[Items from a data source]
Start
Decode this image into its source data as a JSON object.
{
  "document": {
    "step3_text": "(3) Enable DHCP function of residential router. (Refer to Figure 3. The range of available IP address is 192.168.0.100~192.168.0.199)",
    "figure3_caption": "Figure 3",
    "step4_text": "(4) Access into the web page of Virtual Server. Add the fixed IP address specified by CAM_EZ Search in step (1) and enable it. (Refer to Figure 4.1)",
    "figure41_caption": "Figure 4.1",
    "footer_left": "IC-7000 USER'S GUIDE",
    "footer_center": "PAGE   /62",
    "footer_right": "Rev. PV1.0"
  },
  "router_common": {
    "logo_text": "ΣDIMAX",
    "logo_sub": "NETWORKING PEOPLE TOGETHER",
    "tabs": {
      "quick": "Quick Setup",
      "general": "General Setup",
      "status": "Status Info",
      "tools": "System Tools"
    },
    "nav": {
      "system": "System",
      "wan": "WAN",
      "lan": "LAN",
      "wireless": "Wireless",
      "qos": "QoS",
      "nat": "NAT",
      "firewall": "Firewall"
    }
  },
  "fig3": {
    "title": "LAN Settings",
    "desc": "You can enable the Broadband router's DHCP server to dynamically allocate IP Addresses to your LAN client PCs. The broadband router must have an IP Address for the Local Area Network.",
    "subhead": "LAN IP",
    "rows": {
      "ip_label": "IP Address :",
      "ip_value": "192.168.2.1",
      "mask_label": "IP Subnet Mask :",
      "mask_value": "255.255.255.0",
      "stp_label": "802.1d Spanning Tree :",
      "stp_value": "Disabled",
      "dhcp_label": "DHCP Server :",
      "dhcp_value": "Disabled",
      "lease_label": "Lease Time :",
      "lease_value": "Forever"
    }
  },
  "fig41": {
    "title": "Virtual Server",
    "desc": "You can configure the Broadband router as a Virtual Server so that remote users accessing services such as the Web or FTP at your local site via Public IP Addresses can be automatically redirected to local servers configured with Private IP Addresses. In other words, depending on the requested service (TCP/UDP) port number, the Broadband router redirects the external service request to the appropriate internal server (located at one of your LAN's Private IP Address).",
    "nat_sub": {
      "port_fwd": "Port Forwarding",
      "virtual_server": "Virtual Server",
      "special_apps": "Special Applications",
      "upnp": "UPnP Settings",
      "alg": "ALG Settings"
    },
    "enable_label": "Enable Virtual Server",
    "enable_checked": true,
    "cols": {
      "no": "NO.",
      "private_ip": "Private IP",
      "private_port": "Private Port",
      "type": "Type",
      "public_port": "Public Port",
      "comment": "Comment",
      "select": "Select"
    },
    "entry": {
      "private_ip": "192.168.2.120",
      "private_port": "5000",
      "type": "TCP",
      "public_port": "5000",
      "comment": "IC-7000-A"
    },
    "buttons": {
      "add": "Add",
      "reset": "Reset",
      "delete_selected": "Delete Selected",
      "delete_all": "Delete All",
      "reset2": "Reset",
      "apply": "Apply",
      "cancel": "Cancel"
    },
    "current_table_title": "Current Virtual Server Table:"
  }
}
End
» **PROBLEM**
Repeat the data precisely, line by line.

» **RESULT FOR THIS EXERCISE**
Decode this image into its source data as a JSON object.
{
  "document": {
    "step3_text": "(3) Enable DHCP function of residential router. (Refer to Figure 3. The range of available IP address is 192.168.0.100~192.168.0.199)",
    "figure3_caption": "Figure 3",
    "step4_text": "(4) Access into the web page of Virtual Server. Add the fixed IP address specified by CAM_EZ Search in step (1) and enable it. (Refer to Figure 4.1)",
    "figure41_caption": "Figure 4.1",
    "footer_left": "IC-7000 USER'S GUIDE",
    "footer_center": "PAGE   /62",
    "footer_right": "Rev. PV1.0"
  },
  "router_common": {
    "logo_text": "ΣDIMAX",
    "logo_sub": "NETWORKING PEOPLE TOGETHER",
    "tabs": {
      "quick": "Quick Setup",
      "general": "General Setup",
      "status": "Status Info",
      "tools": "System Tools"
    },
    "nav": {
      "system": "System",
      "wan": "WAN",
      "lan": "LAN",
      "wireless": "Wireless",
      "qos": "QoS",
      "nat": "NAT",
      "firewall": "Firewall"
    }
  },
  "fig3": {
    "title": "LAN Settings",
    "desc": "You can enable the Broadband router's DHCP server to dynamically allocate IP Addresses to your LAN client PCs. The broadband router must have an IP Address for the Local Area Network.",
    "subhead": "LAN IP",
    "rows": {
      "ip_label": "IP Address :",
      "ip_value": "192.168.2.1",
      "mask_label": "IP Subnet Mask :",
      "mask_value": "255.255.255.0",
      "stp_label": "802.1d Spanning Tree :",
      "stp_value": "Disabled",
      "dhcp_label": "DHCP Server :",
      "dhcp_value": "Disabled",
      "lease_label": "Lease Time :",
      "lease_value": "Forever"
    }
  },
  "fig41": {
    "title": "Virtual Server",
    "desc": "You can configure the Broadband router as a Virtual Server so that remote users accessing services such as the Web or FTP at your local site via Public IP Addresses can be automatically redirected to local servers configured with Private IP Addresses. In other words, depending on the requested service (TCP/UDP) port number, the Broadband router redirects the external service request to the appropriate internal server (located at one of your LAN's Private IP Address).",
    "nat_sub": {
      "port_fwd": "Port Forwarding",
      "virtual_server": "Virtual Server",
      "special_apps": "Special Applications",
      "upnp": "UPnP Settings",
      "alg": "ALG Settings"
    },
    "enable_label": "Enable Virtual Server",
    "enable_checked": true,
    "cols": {
      "no": "NO.",
      "private_ip": "Private IP",
      "private_port": "Private Port",
      "type": "Type",
      "public_port": "Public Port",
      "comment": "Comment",
      "select": "Select"
    },
    "entry": {
      "private_ip": "192.168.2.120",
      "private_port": "5000",
      "type": "TCP",
      "public_port": "5000",
      "comment": "IC-7000-A"
    },
    "buttons": {
      "add": "Add",
      "reset": "Reset",
      "delete_selected": "Delete Selected",
      "delete_all": "Delete All",
      "reset2": "Reset",
      "apply": "Apply",
      "cancel": "Cancel"
    },
    "current_table_title": "Current Virtual Server Table:"
  }
}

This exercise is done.